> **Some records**
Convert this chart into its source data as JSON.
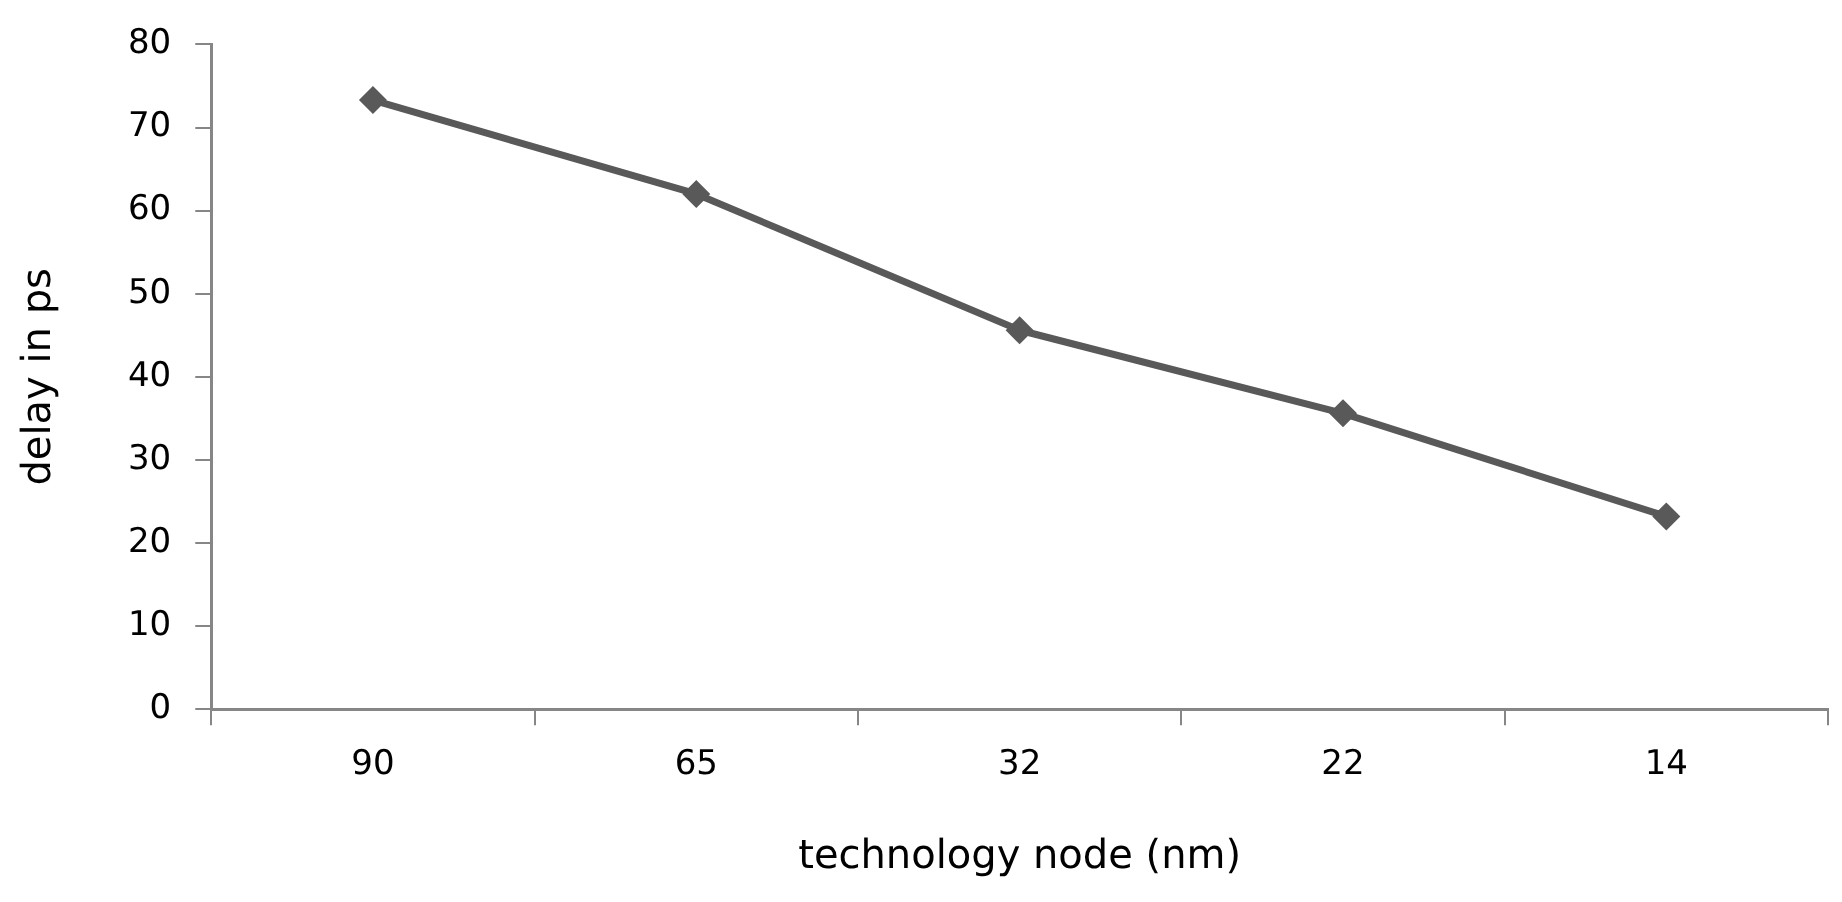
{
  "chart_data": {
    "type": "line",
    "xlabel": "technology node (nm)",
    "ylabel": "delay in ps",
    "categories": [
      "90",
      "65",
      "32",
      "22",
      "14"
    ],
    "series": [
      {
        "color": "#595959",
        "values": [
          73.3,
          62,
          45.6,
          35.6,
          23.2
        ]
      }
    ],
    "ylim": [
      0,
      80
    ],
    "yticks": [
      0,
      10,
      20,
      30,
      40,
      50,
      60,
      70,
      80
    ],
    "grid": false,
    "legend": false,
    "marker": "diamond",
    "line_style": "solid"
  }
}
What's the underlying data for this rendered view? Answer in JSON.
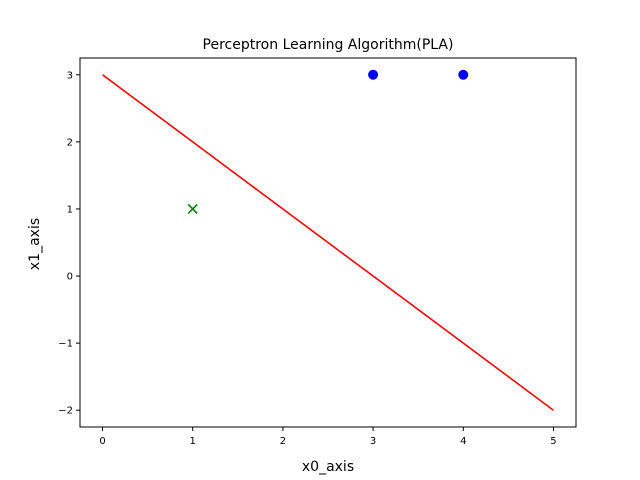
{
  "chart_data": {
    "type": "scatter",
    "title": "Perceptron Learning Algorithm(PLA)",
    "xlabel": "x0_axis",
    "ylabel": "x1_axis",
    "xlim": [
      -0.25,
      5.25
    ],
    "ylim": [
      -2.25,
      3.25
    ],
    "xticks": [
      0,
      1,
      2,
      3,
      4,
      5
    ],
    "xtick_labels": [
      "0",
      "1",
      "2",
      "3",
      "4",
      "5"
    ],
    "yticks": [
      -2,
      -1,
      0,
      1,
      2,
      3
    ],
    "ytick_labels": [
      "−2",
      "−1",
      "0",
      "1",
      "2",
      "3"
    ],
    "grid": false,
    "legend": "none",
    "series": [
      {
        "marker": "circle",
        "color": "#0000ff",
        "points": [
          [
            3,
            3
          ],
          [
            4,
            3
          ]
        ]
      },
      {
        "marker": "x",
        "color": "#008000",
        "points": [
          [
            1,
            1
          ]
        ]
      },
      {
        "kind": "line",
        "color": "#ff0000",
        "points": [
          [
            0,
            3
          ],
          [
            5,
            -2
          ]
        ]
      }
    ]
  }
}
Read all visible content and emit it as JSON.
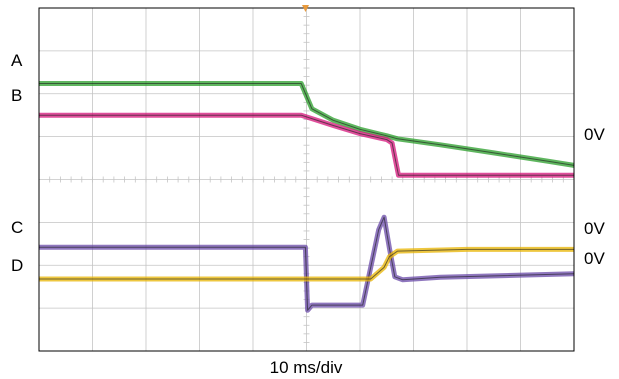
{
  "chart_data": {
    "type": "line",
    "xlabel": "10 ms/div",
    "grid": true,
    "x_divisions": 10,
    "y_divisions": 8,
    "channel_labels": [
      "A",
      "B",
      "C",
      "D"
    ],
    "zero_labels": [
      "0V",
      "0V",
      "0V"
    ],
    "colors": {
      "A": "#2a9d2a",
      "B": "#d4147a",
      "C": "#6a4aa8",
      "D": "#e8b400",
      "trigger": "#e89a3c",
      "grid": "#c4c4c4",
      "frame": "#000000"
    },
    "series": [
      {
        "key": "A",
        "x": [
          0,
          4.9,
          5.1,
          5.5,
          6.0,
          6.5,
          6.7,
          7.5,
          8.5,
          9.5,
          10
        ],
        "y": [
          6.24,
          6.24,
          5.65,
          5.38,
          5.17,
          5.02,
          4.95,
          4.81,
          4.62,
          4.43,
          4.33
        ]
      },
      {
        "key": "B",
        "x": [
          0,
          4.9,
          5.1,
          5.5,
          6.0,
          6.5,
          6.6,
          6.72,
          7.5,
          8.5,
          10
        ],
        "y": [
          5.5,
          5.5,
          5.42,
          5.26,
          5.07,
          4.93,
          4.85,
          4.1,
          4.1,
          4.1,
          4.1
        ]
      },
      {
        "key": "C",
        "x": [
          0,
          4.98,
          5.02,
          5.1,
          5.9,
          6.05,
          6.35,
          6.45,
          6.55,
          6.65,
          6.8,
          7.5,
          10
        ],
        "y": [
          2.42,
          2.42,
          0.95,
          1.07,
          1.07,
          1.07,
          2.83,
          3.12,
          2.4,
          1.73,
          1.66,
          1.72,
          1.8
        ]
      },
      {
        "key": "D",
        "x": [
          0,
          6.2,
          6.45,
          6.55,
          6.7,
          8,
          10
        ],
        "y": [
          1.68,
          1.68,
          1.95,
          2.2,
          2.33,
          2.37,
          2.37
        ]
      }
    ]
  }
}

> **Task objective**
Return to the listing above and set it down exactly, leaving out its pictures.

> **Result below**
Convert this chart into its source data as JSON.
{
  "chart_data": {
    "type": "line",
    "xlabel": "technology node (nm)",
    "ylabel": "delay in ps",
    "categories": [
      "90",
      "65",
      "32",
      "22",
      "14"
    ],
    "series": [
      {
        "color": "#595959",
        "values": [
          73.3,
          62,
          45.6,
          35.6,
          23.2
        ]
      }
    ],
    "ylim": [
      0,
      80
    ],
    "yticks": [
      0,
      10,
      20,
      30,
      40,
      50,
      60,
      70,
      80
    ],
    "grid": false,
    "legend": false,
    "marker": "diamond",
    "line_style": "solid"
  }
}
What's the underlying data for this rendered view? Answer in JSON.
{
  "chart_data": {
    "type": "scatter",
    "title": "Perceptron Learning Algorithm(PLA)",
    "xlabel": "x0_axis",
    "ylabel": "x1_axis",
    "xlim": [
      -0.25,
      5.25
    ],
    "ylim": [
      -2.25,
      3.25
    ],
    "xticks": [
      0,
      1,
      2,
      3,
      4,
      5
    ],
    "xtick_labels": [
      "0",
      "1",
      "2",
      "3",
      "4",
      "5"
    ],
    "yticks": [
      -2,
      -1,
      0,
      1,
      2,
      3
    ],
    "ytick_labels": [
      "−2",
      "−1",
      "0",
      "1",
      "2",
      "3"
    ],
    "grid": false,
    "legend": "none",
    "series": [
      {
        "marker": "circle",
        "color": "#0000ff",
        "points": [
          [
            3,
            3
          ],
          [
            4,
            3
          ]
        ]
      },
      {
        "marker": "x",
        "color": "#008000",
        "points": [
          [
            1,
            1
          ]
        ]
      },
      {
        "kind": "line",
        "color": "#ff0000",
        "points": [
          [
            0,
            3
          ],
          [
            5,
            -2
          ]
        ]
      }
    ]
  }
}
Read all visible content and emit it as JSON.
{
  "chart_data": {
    "type": "line",
    "xlabel": "10 ms/div",
    "grid": true,
    "x_divisions": 10,
    "y_divisions": 8,
    "channel_labels": [
      "A",
      "B",
      "C",
      "D"
    ],
    "zero_labels": [
      "0V",
      "0V",
      "0V"
    ],
    "colors": {
      "A": "#2a9d2a",
      "B": "#d4147a",
      "C": "#6a4aa8",
      "D": "#e8b400",
      "trigger": "#e89a3c",
      "grid": "#c4c4c4",
      "frame": "#000000"
    },
    "series": [
      {
        "key": "A",
        "x": [
          0,
          4.9,
          5.1,
          5.5,
          6.0,
          6.5,
          6.7,
          7.5,
          8.5,
          9.5,
          10
        ],
        "y": [
          6.24,
          6.24,
          5.65,
          5.38,
          5.17,
          5.02,
          4.95,
          4.81,
          4.62,
          4.43,
          4.33
        ]
      },
      {
        "key": "B",
        "x": [
          0,
          4.9,
          5.1,
          5.5,
          6.0,
          6.5,
          6.6,
          6.72,
          7.5,
          8.5,
          10
        ],
        "y": [
          5.5,
          5.5,
          5.42,
          5.26,
          5.07,
          4.93,
          4.85,
          4.1,
          4.1,
          4.1,
          4.1
        ]
      },
      {
        "key": "C",
        "x": [
          0,
          4.98,
          5.02,
          5.1,
          5.9,
          6.05,
          6.35,
          6.45,
          6.55,
          6.65,
          6.8,
          7.5,
          10
        ],
        "y": [
          2.42,
          2.42,
          0.95,
          1.07,
          1.07,
          1.07,
          2.83,
          3.12,
          2.4,
          1.73,
          1.66,
          1.72,
          1.8
        ]
      },
      {
        "key": "D",
        "x": [
          0,
          6.2,
          6.45,
          6.55,
          6.7,
          8,
          10
        ],
        "y": [
          1.68,
          1.68,
          1.95,
          2.2,
          2.33,
          2.37,
          2.37
        ]
      }
    ]
  }
}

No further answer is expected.